═════ EXTRACTED DATA ═════
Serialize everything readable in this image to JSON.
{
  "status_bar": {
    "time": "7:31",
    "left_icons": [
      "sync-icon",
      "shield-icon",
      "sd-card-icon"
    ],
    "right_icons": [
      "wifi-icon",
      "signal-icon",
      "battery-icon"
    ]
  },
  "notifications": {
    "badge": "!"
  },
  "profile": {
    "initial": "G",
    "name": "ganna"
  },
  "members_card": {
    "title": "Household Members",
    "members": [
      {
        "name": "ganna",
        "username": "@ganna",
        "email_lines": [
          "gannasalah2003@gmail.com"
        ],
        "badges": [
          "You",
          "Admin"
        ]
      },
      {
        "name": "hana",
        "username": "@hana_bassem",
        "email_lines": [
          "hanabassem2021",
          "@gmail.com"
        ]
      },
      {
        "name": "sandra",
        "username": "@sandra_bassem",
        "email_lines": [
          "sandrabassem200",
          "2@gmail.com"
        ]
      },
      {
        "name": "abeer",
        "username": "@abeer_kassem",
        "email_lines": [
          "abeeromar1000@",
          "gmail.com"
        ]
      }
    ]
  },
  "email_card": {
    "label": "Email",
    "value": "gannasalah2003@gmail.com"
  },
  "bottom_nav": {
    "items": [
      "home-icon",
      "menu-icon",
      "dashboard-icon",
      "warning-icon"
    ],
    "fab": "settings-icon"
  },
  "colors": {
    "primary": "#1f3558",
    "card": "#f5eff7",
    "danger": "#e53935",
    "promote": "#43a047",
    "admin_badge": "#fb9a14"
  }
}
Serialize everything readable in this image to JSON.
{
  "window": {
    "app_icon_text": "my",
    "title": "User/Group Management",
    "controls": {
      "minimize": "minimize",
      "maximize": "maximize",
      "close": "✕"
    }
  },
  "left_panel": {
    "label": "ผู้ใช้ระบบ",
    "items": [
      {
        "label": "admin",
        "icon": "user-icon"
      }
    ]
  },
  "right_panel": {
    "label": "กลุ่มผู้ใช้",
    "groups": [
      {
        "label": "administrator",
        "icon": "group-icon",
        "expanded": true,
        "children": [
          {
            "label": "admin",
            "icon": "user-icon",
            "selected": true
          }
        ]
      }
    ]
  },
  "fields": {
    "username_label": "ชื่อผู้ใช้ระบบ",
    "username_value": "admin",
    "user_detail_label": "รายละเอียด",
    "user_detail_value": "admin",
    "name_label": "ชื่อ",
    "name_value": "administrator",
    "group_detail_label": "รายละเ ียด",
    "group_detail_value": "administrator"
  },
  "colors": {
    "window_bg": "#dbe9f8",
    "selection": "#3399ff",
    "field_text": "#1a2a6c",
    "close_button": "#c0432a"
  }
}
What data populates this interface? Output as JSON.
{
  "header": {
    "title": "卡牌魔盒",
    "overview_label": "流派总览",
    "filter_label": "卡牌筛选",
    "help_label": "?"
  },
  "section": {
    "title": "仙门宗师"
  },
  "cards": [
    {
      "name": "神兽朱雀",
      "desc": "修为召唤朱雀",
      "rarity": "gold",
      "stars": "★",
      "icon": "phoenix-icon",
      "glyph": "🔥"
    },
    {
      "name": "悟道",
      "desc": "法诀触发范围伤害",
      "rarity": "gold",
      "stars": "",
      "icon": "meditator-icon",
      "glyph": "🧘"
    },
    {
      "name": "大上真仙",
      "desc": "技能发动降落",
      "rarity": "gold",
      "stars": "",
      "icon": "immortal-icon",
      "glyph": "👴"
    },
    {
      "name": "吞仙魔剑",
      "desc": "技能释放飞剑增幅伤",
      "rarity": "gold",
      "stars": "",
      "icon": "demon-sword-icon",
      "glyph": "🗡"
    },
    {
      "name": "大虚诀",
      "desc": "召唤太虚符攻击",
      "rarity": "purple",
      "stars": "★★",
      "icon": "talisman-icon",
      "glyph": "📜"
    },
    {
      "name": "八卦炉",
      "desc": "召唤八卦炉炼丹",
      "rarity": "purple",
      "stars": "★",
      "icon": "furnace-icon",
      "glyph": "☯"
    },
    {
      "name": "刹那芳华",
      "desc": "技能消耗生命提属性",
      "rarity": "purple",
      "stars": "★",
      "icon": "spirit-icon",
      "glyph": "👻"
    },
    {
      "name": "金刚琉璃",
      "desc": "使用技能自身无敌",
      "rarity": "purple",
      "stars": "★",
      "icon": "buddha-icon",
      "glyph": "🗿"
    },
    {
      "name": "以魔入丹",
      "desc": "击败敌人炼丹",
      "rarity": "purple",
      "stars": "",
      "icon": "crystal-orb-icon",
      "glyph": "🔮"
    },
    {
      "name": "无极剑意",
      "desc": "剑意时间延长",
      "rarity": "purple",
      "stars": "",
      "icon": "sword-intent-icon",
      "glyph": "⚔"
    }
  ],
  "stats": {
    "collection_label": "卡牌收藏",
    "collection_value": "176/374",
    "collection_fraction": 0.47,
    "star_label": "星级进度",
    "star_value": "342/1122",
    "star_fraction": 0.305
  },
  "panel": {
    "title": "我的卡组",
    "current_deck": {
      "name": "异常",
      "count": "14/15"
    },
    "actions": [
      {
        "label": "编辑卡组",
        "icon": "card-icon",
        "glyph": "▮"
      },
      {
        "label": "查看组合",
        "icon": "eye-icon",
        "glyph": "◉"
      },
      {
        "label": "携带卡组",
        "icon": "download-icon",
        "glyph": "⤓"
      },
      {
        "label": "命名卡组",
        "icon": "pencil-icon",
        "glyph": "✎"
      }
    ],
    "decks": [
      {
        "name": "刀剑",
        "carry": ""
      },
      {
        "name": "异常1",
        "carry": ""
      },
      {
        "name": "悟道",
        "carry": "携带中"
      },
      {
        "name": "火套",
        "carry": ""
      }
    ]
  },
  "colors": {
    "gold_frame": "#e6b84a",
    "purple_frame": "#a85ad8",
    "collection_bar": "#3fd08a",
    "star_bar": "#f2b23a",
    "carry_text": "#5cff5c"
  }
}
═════
- _PROBLEM_
Copy each line of the data above without altering a single character.

- _RESULT OF THIS EXERCISE_
Serialize everything readable in this image to JSON.
{
  "status_bar": {
    "time": "7:31",
    "left_icons": [
      "sync-icon",
      "shield-icon",
      "sd-card-icon"
    ],
    "right_icons": [
      "wifi-icon",
      "signal-icon",
      "battery-icon"
    ]
  },
  "notifications": {
    "badge": "!"
  },
  "profile": {
    "initial": "G",
    "name": "ganna"
  },
  "members_card": {
    "title": "Household Members",
    "members": [
      {
        "name": "ganna",
        "username": "@ganna",
        "email_lines": [
          "gannasalah2003@gmail.com"
        ],
        "badges": [
          "You",
          "Admin"
        ]
      },
      {
        "name": "hana",
        "username": "@hana_bassem",
        "email_lines": [
          "hanabassem2021",
          "@gmail.com"
        ]
      },
      {
        "name": "sandra",
        "username": "@sandra_bassem",
        "email_lines": [
          "sandrabassem200",
          "2@gmail.com"
        ]
      },
      {
        "name": "abeer",
        "username": "@abeer_kassem",
        "email_lines": [
          "abeeromar1000@",
          "gmail.com"
        ]
      }
    ]
  },
  "email_card": {
    "label": "Email",
    "value": "gannasalah2003@gmail.com"
  },
  "bottom_nav": {
    "items": [
      "home-icon",
      "menu-icon",
      "dashboard-icon",
      "warning-icon"
    ],
    "fab": "settings-icon"
  },
  "colors": {
    "primary": "#1f3558",
    "card": "#f5eff7",
    "danger": "#e53935",
    "promote": "#43a047",
    "admin_badge": "#fb9a14"
  }
}
Serialize everything readable in this image to JSON.
{
  "window": {
    "app_icon_text": "my",
    "title": "User/Group Management",
    "controls": {
      "minimize": "minimize",
      "maximize": "maximize",
      "close": "✕"
    }
  },
  "left_panel": {
    "label": "ผู้ใช้ระบบ",
    "items": [
      {
        "label": "admin",
        "icon": "user-icon"
      }
    ]
  },
  "right_panel": {
    "label": "กลุ่มผู้ใช้",
    "groups": [
      {
        "label": "administrator",
        "icon": "group-icon",
        "expanded": true,
        "children": [
          {
            "label": "admin",
            "icon": "user-icon",
            "selected": true
          }
        ]
      }
    ]
  },
  "fields": {
    "username_label": "ชื่อผู้ใช้ระบบ",
    "username_value": "admin",
    "user_detail_label": "รายละเอียด",
    "user_detail_value": "admin",
    "name_label": "ชื่อ",
    "name_value": "administrator",
    "group_detail_label": "รายละเ ียด",
    "group_detail_value": "administrator"
  },
  "colors": {
    "window_bg": "#dbe9f8",
    "selection": "#3399ff",
    "field_text": "#1a2a6c",
    "close_button": "#c0432a"
  }
}
What data populates this interface? Output as JSON.
{
  "header": {
    "title": "卡牌魔盒",
    "overview_label": "流派总览",
    "filter_label": "卡牌筛选",
    "help_label": "?"
  },
  "section": {
    "title": "仙门宗师"
  },
  "cards": [
    {
      "name": "神兽朱雀",
      "desc": "修为召唤朱雀",
      "rarity": "gold",
      "stars": "★",
      "icon": "phoenix-icon",
      "glyph": "🔥"
    },
    {
      "name": "悟道",
      "desc": "法诀触发范围伤害",
      "rarity": "gold",
      "stars": "",
      "icon": "meditator-icon",
      "glyph": "🧘"
    },
    {
      "name": "大上真仙",
      "desc": "技能发动降落",
      "rarity": "gold",
      "stars": "",
      "icon": "immortal-icon",
      "glyph": "👴"
    },
    {
      "name": "吞仙魔剑",
      "desc": "技能释放飞剑增幅伤",
      "rarity": "gold",
      "stars": "",
      "icon": "demon-sword-icon",
      "glyph": "🗡"
    },
    {
      "name": "大虚诀",
      "desc": "召唤太虚符攻击",
      "rarity": "purple",
      "stars": "★★",
      "icon": "talisman-icon",
      "glyph": "📜"
    },
    {
      "name": "八卦炉",
      "desc": "召唤八卦炉炼丹",
      "rarity": "purple",
      "stars": "★",
      "icon": "furnace-icon",
      "glyph": "☯"
    },
    {
      "name": "刹那芳华",
      "desc": "技能消耗生命提属性",
      "rarity": "purple",
      "stars": "★",
      "icon": "spirit-icon",
      "glyph": "👻"
    },
    {
      "name": "金刚琉璃",
      "desc": "使用技能自身无敌",
      "rarity": "purple",
      "stars": "★",
      "icon": "buddha-icon",
      "glyph": "🗿"
    },
    {
      "name": "以魔入丹",
      "desc": "击败敌人炼丹",
      "rarity": "purple",
      "stars": "",
      "icon": "crystal-orb-icon",
      "glyph": "🔮"
    },
    {
      "name": "无极剑意",
      "desc": "剑意时间延长",
      "rarity": "purple",
      "stars": "",
      "icon": "sword-intent-icon",
      "glyph": "⚔"
    }
  ],
  "stats": {
    "collection_label": "卡牌收藏",
    "collection_value": "176/374",
    "collection_fraction": 0.47,
    "star_label": "星级进度",
    "star_value": "342/1122",
    "star_fraction": 0.305
  },
  "panel": {
    "title": "我的卡组",
    "current_deck": {
      "name": "异常",
      "count": "14/15"
    },
    "actions": [
      {
        "label": "编辑卡组",
        "icon": "card-icon",
        "glyph": "▮"
      },
      {
        "label": "查看组合",
        "icon": "eye-icon",
        "glyph": "◉"
      },
      {
        "label": "携带卡组",
        "icon": "download-icon",
        "glyph": "⤓"
      },
      {
        "label": "命名卡组",
        "icon": "pencil-icon",
        "glyph": "✎"
      }
    ],
    "decks": [
      {
        "name": "刀剑",
        "carry": ""
      },
      {
        "name": "异常1",
        "carry": ""
      },
      {
        "name": "悟道",
        "carry": "携带中"
      },
      {
        "name": "火套",
        "carry": ""
      }
    ]
  },
  "colors": {
    "gold_frame": "#e6b84a",
    "purple_frame": "#a85ad8",
    "collection_bar": "#3fd08a",
    "star_bar": "#f2b23a",
    "carry_text": "#5cff5c"
  }
}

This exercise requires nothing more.